_INSTRUCTION_:
Repeat the entire listing exactly as written.

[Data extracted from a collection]
** BEGIN **

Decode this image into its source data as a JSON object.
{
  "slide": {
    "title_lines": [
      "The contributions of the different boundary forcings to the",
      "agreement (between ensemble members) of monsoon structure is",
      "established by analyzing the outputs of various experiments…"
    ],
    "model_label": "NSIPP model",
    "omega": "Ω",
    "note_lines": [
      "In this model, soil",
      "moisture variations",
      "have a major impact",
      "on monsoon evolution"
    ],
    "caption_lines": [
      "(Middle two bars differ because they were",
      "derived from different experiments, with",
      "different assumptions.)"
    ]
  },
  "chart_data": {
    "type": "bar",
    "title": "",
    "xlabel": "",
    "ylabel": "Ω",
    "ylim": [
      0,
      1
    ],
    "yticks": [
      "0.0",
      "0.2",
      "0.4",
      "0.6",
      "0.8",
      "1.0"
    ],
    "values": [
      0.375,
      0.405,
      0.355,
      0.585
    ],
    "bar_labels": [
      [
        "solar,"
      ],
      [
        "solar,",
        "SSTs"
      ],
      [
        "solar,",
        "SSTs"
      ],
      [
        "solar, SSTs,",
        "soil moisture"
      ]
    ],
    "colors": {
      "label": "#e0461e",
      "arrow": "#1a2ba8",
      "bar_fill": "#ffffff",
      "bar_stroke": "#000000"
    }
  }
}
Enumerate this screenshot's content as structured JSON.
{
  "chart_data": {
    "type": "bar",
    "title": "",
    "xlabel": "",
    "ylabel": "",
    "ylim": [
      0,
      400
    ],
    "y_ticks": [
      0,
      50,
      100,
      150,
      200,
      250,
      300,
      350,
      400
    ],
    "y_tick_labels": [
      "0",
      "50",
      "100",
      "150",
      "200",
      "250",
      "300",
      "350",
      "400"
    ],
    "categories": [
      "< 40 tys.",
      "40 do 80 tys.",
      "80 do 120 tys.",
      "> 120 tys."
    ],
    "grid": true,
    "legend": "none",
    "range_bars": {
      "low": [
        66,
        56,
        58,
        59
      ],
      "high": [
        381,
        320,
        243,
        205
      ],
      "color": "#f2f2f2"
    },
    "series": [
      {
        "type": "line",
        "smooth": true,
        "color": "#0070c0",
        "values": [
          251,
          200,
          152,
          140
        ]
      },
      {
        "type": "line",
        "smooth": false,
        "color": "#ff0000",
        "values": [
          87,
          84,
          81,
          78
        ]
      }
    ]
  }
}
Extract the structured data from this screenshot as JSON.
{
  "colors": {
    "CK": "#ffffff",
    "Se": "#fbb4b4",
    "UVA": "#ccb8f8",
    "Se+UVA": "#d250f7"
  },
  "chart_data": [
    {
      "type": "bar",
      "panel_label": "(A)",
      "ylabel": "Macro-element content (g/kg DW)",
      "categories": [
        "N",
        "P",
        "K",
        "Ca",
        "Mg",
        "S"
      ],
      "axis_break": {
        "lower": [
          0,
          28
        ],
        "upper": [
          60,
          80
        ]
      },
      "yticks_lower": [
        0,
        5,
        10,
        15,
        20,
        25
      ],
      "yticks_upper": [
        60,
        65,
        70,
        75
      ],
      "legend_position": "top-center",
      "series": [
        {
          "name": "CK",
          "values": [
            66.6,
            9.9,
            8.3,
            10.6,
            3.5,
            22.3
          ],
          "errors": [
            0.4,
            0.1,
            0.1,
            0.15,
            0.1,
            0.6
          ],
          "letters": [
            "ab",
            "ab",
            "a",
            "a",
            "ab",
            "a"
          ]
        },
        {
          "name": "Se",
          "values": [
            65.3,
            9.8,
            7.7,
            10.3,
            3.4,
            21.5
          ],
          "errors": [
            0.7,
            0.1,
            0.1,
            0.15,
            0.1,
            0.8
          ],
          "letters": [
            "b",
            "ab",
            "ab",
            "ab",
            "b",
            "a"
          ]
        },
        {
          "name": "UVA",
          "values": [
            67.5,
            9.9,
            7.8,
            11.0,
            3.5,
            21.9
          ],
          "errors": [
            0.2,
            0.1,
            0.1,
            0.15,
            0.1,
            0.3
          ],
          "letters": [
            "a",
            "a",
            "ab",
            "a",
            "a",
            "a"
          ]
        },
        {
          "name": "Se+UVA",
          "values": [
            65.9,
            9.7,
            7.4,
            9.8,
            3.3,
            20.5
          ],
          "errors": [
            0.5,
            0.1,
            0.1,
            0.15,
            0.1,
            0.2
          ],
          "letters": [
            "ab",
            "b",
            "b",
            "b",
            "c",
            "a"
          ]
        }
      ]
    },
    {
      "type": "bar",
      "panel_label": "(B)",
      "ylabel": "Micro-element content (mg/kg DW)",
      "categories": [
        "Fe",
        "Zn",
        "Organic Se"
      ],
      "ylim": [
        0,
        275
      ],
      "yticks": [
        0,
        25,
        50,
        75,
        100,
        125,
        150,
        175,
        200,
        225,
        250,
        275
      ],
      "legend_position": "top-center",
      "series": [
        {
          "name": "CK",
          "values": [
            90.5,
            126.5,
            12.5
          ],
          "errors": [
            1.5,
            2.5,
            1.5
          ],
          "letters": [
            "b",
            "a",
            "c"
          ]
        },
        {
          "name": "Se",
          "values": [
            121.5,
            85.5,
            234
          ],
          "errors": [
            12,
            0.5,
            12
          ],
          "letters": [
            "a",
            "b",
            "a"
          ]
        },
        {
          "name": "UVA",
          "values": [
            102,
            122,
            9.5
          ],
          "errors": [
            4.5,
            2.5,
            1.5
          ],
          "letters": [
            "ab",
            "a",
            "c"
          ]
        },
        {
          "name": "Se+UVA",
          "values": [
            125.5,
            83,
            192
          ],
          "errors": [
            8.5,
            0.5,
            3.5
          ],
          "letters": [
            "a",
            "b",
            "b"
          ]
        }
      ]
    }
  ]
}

** END **

_COMPLETE ANSWER_:
Decode this image into its source data as a JSON object.
{
  "slide": {
    "title_lines": [
      "The contributions of the different boundary forcings to the",
      "agreement (between ensemble members) of monsoon structure is",
      "established by analyzing the outputs of various experiments…"
    ],
    "model_label": "NSIPP model",
    "omega": "Ω",
    "note_lines": [
      "In this model, soil",
      "moisture variations",
      "have a major impact",
      "on monsoon evolution"
    ],
    "caption_lines": [
      "(Middle two bars differ because they were",
      "derived from different experiments, with",
      "different assumptions.)"
    ]
  },
  "chart_data": {
    "type": "bar",
    "title": "",
    "xlabel": "",
    "ylabel": "Ω",
    "ylim": [
      0,
      1
    ],
    "yticks": [
      "0.0",
      "0.2",
      "0.4",
      "0.6",
      "0.8",
      "1.0"
    ],
    "values": [
      0.375,
      0.405,
      0.355,
      0.585
    ],
    "bar_labels": [
      [
        "solar,"
      ],
      [
        "solar,",
        "SSTs"
      ],
      [
        "solar,",
        "SSTs"
      ],
      [
        "solar, SSTs,",
        "soil moisture"
      ]
    ],
    "colors": {
      "label": "#e0461e",
      "arrow": "#1a2ba8",
      "bar_fill": "#ffffff",
      "bar_stroke": "#000000"
    }
  }
}
Enumerate this screenshot's content as structured JSON.
{
  "chart_data": {
    "type": "bar",
    "title": "",
    "xlabel": "",
    "ylabel": "",
    "ylim": [
      0,
      400
    ],
    "y_ticks": [
      0,
      50,
      100,
      150,
      200,
      250,
      300,
      350,
      400
    ],
    "y_tick_labels": [
      "0",
      "50",
      "100",
      "150",
      "200",
      "250",
      "300",
      "350",
      "400"
    ],
    "categories": [
      "< 40 tys.",
      "40 do 80 tys.",
      "80 do 120 tys.",
      "> 120 tys."
    ],
    "grid": true,
    "legend": "none",
    "range_bars": {
      "low": [
        66,
        56,
        58,
        59
      ],
      "high": [
        381,
        320,
        243,
        205
      ],
      "color": "#f2f2f2"
    },
    "series": [
      {
        "type": "line",
        "smooth": true,
        "color": "#0070c0",
        "values": [
          251,
          200,
          152,
          140
        ]
      },
      {
        "type": "line",
        "smooth": false,
        "color": "#ff0000",
        "values": [
          87,
          84,
          81,
          78
        ]
      }
    ]
  }
}
Extract the structured data from this screenshot as JSON.
{
  "colors": {
    "CK": "#ffffff",
    "Se": "#fbb4b4",
    "UVA": "#ccb8f8",
    "Se+UVA": "#d250f7"
  },
  "chart_data": [
    {
      "type": "bar",
      "panel_label": "(A)",
      "ylabel": "Macro-element content (g/kg DW)",
      "categories": [
        "N",
        "P",
        "K",
        "Ca",
        "Mg",
        "S"
      ],
      "axis_break": {
        "lower": [
          0,
          28
        ],
        "upper": [
          60,
          80
        ]
      },
      "yticks_lower": [
        0,
        5,
        10,
        15,
        20,
        25
      ],
      "yticks_upper": [
        60,
        65,
        70,
        75
      ],
      "legend_position": "top-center",
      "series": [
        {
          "name": "CK",
          "values": [
            66.6,
            9.9,
            8.3,
            10.6,
            3.5,
            22.3
          ],
          "errors": [
            0.4,
            0.1,
            0.1,
            0.15,
            0.1,
            0.6
          ],
          "letters": [
            "ab",
            "ab",
            "a",
            "a",
            "ab",
            "a"
          ]
        },
        {
          "name": "Se",
          "values": [
            65.3,
            9.8,
            7.7,
            10.3,
            3.4,
            21.5
          ],
          "errors": [
            0.7,
            0.1,
            0.1,
            0.15,
            0.1,
            0.8
          ],
          "letters": [
            "b",
            "ab",
            "ab",
            "ab",
            "b",
            "a"
          ]
        },
        {
          "name": "UVA",
          "values": [
            67.5,
            9.9,
            7.8,
            11.0,
            3.5,
            21.9
          ],
          "errors": [
            0.2,
            0.1,
            0.1,
            0.15,
            0.1,
            0.3
          ],
          "letters": [
            "a",
            "a",
            "ab",
            "a",
            "a",
            "a"
          ]
        },
        {
          "name": "Se+UVA",
          "values": [
            65.9,
            9.7,
            7.4,
            9.8,
            3.3,
            20.5
          ],
          "errors": [
            0.5,
            0.1,
            0.1,
            0.15,
            0.1,
            0.2
          ],
          "letters": [
            "ab",
            "b",
            "b",
            "b",
            "c",
            "a"
          ]
        }
      ]
    },
    {
      "type": "bar",
      "panel_label": "(B)",
      "ylabel": "Micro-element content (mg/kg DW)",
      "categories": [
        "Fe",
        "Zn",
        "Organic Se"
      ],
      "ylim": [
        0,
        275
      ],
      "yticks": [
        0,
        25,
        50,
        75,
        100,
        125,
        150,
        175,
        200,
        225,
        250,
        275
      ],
      "legend_position": "top-center",
      "series": [
        {
          "name": "CK",
          "values": [
            90.5,
            126.5,
            12.5
          ],
          "errors": [
            1.5,
            2.5,
            1.5
          ],
          "letters": [
            "b",
            "a",
            "c"
          ]
        },
        {
          "name": "Se",
          "values": [
            121.5,
            85.5,
            234
          ],
          "errors": [
            12,
            0.5,
            12
          ],
          "letters": [
            "a",
            "b",
            "a"
          ]
        },
        {
          "name": "UVA",
          "values": [
            102,
            122,
            9.5
          ],
          "errors": [
            4.5,
            2.5,
            1.5
          ],
          "letters": [
            "ab",
            "a",
            "c"
          ]
        },
        {
          "name": "Se+UVA",
          "values": [
            125.5,
            83,
            192
          ],
          "errors": [
            8.5,
            0.5,
            3.5
          ],
          "letters": [
            "a",
            "b",
            "b"
          ]
        }
      ]
    }
  ]
}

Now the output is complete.